**What to do**
Copy each line with the word "Delay" in it.

___ Data listing

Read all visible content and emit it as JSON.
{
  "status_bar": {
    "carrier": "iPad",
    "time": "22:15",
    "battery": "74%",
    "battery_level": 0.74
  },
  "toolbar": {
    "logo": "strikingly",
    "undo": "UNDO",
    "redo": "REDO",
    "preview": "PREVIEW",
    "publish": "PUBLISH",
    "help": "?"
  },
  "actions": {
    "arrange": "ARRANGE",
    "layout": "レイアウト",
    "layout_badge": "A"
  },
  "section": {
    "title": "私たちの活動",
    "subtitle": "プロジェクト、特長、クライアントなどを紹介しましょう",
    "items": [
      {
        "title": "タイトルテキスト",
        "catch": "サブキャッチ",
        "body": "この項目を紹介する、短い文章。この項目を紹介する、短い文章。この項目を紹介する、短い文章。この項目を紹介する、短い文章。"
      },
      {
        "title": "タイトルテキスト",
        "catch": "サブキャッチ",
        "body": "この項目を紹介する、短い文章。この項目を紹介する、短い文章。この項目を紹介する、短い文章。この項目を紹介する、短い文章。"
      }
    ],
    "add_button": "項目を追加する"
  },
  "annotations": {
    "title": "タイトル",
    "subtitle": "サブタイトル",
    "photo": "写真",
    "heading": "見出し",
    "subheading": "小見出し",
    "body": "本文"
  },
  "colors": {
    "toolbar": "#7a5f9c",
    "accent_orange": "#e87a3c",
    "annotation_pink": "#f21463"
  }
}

______
___ Data listing

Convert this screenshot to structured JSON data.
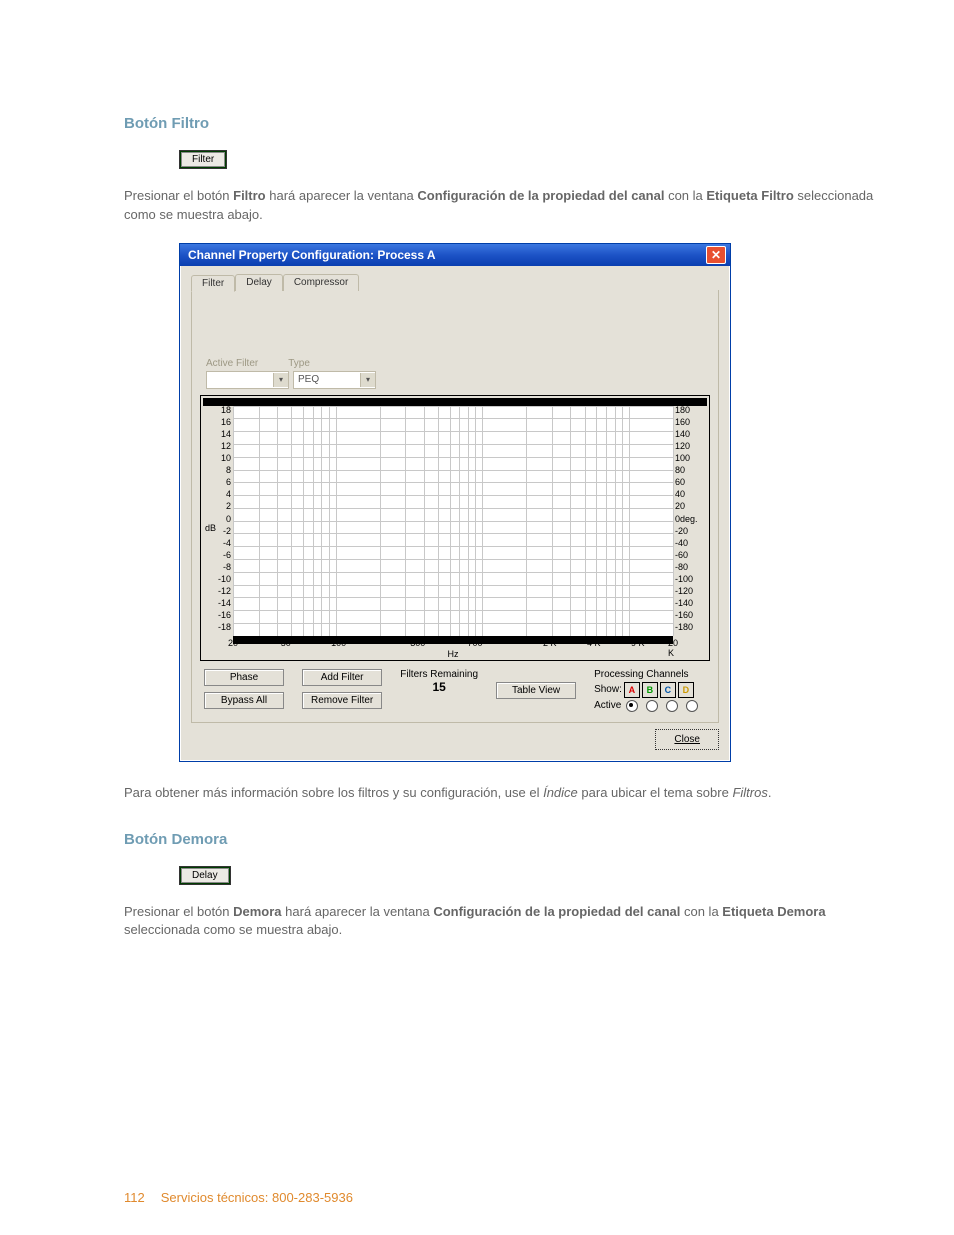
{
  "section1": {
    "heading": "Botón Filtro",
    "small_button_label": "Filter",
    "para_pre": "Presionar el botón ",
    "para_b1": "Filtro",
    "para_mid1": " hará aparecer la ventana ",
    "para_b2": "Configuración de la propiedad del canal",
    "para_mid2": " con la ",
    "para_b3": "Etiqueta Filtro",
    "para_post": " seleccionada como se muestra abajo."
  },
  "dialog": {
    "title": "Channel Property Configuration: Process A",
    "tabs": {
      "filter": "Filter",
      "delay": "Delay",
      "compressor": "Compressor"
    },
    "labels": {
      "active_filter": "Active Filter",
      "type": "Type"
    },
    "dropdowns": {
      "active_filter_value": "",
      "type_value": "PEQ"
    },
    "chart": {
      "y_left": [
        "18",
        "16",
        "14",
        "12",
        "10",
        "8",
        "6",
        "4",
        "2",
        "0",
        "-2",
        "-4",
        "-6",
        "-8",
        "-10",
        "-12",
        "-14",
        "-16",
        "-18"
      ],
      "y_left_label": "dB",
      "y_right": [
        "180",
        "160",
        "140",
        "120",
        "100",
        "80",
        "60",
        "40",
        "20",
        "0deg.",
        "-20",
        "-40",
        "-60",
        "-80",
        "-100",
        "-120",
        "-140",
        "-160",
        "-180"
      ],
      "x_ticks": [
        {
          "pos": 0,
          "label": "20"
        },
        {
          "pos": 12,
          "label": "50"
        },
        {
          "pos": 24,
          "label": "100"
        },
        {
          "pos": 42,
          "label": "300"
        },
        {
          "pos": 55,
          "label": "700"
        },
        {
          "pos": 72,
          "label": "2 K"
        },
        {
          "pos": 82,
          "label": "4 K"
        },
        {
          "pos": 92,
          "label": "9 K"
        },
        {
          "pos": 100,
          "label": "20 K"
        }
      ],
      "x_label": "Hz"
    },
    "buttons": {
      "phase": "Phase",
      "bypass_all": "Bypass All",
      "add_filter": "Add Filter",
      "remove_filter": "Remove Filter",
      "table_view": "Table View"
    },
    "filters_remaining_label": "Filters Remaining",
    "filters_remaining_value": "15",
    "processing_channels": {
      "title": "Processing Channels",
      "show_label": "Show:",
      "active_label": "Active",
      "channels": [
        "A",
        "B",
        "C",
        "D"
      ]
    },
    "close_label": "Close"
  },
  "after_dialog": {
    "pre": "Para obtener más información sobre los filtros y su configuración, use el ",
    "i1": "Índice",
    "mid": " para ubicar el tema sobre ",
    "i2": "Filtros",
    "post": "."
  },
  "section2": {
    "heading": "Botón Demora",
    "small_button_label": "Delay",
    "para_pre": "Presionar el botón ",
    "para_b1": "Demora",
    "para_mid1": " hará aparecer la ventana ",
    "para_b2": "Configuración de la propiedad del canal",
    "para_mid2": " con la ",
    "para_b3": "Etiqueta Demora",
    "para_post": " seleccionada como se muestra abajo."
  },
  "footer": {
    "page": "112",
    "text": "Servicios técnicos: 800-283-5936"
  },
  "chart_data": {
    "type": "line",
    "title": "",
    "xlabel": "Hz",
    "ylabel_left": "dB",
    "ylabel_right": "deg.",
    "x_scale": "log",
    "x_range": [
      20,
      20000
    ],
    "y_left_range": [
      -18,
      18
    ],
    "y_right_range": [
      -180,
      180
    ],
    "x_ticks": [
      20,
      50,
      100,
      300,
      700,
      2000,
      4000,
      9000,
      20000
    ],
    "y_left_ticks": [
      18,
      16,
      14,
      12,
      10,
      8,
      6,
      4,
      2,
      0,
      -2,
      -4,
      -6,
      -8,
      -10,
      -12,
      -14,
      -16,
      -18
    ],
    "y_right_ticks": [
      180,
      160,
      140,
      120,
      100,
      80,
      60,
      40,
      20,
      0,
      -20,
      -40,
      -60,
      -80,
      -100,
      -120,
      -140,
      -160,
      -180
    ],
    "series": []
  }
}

______
___ Data listing

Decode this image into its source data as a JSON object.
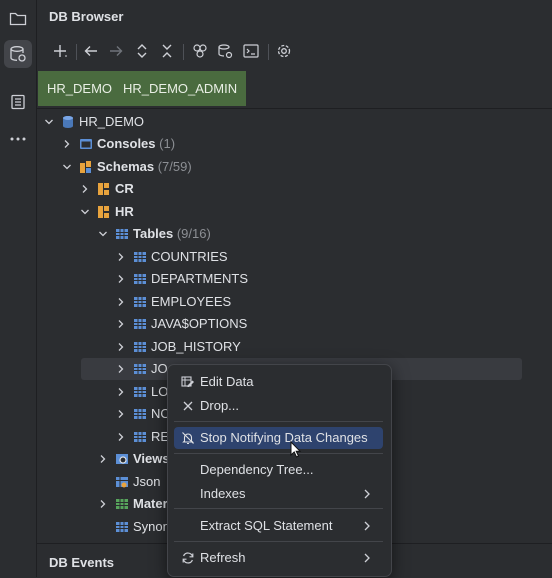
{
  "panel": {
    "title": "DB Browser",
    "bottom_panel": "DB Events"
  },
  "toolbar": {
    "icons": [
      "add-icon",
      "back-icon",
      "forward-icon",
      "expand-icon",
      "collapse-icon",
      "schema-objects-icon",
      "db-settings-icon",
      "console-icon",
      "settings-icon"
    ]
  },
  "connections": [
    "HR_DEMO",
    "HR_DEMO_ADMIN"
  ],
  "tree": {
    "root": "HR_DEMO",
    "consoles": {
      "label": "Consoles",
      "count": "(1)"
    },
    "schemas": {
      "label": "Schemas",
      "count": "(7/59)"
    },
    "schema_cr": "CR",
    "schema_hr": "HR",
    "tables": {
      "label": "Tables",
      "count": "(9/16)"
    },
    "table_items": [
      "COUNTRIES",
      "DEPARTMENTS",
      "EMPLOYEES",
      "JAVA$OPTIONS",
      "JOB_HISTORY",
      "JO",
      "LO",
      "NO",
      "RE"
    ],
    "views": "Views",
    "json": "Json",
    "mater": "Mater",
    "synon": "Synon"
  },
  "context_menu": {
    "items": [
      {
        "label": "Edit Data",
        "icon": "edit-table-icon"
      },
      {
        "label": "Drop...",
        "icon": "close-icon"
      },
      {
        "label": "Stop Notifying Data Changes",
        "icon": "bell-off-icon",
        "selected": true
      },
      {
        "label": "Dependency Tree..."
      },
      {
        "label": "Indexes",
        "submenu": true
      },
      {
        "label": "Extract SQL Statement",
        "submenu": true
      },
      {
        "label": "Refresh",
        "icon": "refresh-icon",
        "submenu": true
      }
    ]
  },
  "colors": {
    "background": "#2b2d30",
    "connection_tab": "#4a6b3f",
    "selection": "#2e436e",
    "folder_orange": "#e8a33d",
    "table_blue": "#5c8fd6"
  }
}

______

**Finished exercise**
      "delay": "Delay",
    "small_button_label": "Delay",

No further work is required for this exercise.